[Stored data]
━━━━━━

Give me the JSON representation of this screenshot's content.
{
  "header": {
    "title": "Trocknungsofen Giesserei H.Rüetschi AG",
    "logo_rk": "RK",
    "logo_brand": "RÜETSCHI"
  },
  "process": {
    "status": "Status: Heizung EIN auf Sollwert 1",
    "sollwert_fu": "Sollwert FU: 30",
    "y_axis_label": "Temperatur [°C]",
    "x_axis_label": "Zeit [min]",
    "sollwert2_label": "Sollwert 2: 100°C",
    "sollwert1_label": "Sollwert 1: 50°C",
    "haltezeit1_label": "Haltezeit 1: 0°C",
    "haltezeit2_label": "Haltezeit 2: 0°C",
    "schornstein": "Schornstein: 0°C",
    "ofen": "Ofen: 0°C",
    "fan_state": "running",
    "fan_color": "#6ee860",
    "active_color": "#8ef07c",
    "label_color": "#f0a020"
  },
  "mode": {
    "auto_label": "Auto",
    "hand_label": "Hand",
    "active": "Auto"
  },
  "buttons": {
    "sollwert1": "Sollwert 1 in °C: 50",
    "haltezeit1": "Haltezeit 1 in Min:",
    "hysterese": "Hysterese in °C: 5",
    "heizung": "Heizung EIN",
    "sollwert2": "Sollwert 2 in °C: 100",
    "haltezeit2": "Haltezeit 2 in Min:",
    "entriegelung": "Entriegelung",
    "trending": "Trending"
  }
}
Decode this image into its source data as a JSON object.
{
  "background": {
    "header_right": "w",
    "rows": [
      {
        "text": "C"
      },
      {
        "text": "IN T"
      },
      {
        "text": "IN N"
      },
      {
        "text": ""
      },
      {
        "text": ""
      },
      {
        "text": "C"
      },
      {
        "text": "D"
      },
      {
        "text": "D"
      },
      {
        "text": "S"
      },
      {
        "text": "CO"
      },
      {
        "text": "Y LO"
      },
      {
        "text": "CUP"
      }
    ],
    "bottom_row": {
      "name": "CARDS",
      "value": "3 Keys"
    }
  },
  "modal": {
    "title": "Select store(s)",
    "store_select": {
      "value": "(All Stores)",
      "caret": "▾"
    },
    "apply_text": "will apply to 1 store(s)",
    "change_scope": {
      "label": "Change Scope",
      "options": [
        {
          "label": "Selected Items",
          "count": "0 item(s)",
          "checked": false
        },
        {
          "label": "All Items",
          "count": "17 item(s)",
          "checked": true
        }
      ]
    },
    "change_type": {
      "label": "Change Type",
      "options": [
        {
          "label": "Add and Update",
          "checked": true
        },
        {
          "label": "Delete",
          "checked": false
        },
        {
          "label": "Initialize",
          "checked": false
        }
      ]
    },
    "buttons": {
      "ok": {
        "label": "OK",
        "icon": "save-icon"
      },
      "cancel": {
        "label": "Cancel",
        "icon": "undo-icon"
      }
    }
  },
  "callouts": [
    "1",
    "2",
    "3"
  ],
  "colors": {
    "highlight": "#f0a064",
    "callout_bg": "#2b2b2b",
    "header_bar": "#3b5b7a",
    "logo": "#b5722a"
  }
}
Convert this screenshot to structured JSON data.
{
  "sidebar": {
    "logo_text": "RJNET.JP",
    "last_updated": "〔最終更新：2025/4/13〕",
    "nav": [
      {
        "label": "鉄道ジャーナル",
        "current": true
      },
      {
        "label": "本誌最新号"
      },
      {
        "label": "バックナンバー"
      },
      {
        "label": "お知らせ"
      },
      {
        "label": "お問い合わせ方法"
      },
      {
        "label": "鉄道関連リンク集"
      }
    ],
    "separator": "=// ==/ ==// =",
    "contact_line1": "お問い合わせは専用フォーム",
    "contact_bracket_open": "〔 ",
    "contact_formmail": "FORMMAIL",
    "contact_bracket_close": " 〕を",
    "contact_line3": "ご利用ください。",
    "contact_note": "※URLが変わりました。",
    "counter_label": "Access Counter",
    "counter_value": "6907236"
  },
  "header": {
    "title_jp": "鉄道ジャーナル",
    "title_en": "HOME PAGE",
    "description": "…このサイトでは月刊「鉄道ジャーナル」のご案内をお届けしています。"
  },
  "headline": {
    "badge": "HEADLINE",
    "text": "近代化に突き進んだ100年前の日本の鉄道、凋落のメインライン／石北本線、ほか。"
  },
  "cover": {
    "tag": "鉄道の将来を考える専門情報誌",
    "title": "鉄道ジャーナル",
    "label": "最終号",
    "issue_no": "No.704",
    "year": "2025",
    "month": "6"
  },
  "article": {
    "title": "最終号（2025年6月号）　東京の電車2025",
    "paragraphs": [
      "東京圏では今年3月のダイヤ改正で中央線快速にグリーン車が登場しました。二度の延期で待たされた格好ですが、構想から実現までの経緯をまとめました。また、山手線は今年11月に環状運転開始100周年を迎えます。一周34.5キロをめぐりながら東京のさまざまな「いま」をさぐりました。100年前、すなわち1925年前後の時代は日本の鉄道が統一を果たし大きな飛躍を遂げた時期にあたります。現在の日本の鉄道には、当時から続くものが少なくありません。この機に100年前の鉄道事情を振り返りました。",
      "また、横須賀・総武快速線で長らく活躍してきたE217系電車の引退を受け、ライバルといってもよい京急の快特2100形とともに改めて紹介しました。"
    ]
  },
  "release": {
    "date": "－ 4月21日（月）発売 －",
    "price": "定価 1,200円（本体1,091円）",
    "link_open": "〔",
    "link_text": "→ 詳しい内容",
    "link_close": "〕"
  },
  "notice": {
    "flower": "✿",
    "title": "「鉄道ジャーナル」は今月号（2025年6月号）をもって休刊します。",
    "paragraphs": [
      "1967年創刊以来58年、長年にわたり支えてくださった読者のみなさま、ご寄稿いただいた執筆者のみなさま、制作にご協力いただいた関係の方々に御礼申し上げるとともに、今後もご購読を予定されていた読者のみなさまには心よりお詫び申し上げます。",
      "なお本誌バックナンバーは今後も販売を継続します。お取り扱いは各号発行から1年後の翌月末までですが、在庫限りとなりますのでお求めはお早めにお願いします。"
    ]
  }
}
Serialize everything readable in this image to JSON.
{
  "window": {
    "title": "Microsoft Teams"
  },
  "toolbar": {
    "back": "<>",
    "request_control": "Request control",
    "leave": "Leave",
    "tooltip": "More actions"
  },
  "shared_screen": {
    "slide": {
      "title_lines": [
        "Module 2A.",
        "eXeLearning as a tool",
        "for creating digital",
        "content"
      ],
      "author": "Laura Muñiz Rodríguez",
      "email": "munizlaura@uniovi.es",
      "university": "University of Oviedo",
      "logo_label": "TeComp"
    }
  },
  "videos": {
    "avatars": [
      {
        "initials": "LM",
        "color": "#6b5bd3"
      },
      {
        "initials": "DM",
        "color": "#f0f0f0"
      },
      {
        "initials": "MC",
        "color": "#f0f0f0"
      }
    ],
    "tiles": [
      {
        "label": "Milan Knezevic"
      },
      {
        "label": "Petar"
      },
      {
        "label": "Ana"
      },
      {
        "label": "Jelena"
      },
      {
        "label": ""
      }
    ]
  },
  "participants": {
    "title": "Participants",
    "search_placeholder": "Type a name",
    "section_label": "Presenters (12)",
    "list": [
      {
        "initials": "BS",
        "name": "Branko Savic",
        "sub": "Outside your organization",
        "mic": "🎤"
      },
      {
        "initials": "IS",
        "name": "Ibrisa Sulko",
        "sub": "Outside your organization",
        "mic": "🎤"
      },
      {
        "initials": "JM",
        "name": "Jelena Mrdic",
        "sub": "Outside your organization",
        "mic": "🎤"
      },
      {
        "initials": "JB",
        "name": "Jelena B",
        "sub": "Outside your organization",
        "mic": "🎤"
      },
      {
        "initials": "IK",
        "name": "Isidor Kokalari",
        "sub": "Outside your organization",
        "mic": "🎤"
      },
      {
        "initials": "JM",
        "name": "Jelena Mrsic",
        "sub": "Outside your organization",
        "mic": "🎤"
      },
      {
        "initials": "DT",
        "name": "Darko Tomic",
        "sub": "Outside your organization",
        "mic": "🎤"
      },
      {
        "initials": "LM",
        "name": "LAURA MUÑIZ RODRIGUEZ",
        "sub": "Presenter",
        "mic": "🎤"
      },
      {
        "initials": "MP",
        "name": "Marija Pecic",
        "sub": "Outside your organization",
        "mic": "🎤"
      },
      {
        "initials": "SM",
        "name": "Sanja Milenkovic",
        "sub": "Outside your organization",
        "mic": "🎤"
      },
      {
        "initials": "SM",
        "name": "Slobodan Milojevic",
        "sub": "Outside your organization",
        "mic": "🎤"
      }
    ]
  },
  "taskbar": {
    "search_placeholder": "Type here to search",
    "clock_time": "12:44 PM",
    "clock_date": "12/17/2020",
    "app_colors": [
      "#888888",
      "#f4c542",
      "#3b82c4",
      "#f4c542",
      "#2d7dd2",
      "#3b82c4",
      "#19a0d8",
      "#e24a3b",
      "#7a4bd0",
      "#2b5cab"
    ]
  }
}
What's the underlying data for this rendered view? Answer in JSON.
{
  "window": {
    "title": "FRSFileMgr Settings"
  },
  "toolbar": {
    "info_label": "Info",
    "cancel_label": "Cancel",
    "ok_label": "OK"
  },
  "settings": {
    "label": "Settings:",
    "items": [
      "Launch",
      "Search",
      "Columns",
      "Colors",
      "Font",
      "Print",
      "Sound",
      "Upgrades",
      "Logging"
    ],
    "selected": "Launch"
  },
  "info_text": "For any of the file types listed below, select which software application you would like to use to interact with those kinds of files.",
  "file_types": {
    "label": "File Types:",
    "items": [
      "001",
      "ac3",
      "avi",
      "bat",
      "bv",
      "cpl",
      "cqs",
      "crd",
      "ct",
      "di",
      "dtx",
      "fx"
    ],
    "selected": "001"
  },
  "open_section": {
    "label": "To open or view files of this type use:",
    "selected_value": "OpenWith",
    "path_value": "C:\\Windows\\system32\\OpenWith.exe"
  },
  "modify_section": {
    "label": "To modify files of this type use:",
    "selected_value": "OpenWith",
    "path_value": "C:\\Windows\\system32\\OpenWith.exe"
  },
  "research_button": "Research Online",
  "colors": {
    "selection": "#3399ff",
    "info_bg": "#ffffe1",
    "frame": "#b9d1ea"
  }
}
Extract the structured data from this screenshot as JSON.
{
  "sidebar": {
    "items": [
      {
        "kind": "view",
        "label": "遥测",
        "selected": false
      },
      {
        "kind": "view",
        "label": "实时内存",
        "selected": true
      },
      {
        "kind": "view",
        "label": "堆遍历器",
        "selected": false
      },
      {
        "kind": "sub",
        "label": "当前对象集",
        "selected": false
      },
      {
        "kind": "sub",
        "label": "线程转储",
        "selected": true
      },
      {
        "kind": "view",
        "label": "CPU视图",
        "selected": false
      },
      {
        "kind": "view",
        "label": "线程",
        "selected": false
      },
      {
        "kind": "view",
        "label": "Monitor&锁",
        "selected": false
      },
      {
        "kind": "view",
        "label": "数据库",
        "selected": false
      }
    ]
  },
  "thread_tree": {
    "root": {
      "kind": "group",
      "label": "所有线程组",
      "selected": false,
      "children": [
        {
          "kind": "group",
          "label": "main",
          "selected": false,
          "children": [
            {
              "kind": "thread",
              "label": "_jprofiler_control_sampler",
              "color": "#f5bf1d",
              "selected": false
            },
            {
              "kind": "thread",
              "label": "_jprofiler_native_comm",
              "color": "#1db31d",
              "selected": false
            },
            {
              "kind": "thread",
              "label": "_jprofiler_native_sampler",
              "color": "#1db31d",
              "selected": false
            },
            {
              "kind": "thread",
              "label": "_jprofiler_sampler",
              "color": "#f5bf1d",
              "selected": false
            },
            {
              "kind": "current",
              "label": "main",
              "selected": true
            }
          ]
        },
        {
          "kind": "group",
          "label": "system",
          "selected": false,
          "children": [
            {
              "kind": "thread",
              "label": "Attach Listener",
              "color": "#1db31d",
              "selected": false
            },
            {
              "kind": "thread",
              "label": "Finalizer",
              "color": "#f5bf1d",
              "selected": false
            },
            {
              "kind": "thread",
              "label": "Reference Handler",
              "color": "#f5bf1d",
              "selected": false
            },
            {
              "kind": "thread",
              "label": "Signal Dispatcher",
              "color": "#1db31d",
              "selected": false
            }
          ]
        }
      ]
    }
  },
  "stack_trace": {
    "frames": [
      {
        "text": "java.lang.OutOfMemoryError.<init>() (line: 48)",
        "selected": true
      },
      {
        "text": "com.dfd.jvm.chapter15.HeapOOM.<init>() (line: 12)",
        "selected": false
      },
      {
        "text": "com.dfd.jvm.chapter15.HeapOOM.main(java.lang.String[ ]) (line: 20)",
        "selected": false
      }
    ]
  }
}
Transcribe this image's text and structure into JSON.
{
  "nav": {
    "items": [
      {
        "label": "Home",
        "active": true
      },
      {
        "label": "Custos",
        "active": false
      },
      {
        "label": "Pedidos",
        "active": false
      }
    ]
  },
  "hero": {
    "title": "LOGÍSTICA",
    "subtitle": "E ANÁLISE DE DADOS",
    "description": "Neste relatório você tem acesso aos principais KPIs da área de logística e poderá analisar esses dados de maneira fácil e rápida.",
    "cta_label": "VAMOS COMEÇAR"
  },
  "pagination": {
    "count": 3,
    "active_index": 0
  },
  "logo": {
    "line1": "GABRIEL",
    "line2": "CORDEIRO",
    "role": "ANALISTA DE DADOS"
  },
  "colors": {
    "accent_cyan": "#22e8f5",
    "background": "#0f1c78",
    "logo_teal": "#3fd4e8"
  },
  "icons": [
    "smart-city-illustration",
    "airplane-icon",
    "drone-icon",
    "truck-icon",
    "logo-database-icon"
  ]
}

━━━━━━

TASK OBJECTIVE> Locate the lines above that hold the word "content". Show every one of them.

OUTPUT OF THE TASK>
Give me the JSON representation of this screenshot's content.
        "content"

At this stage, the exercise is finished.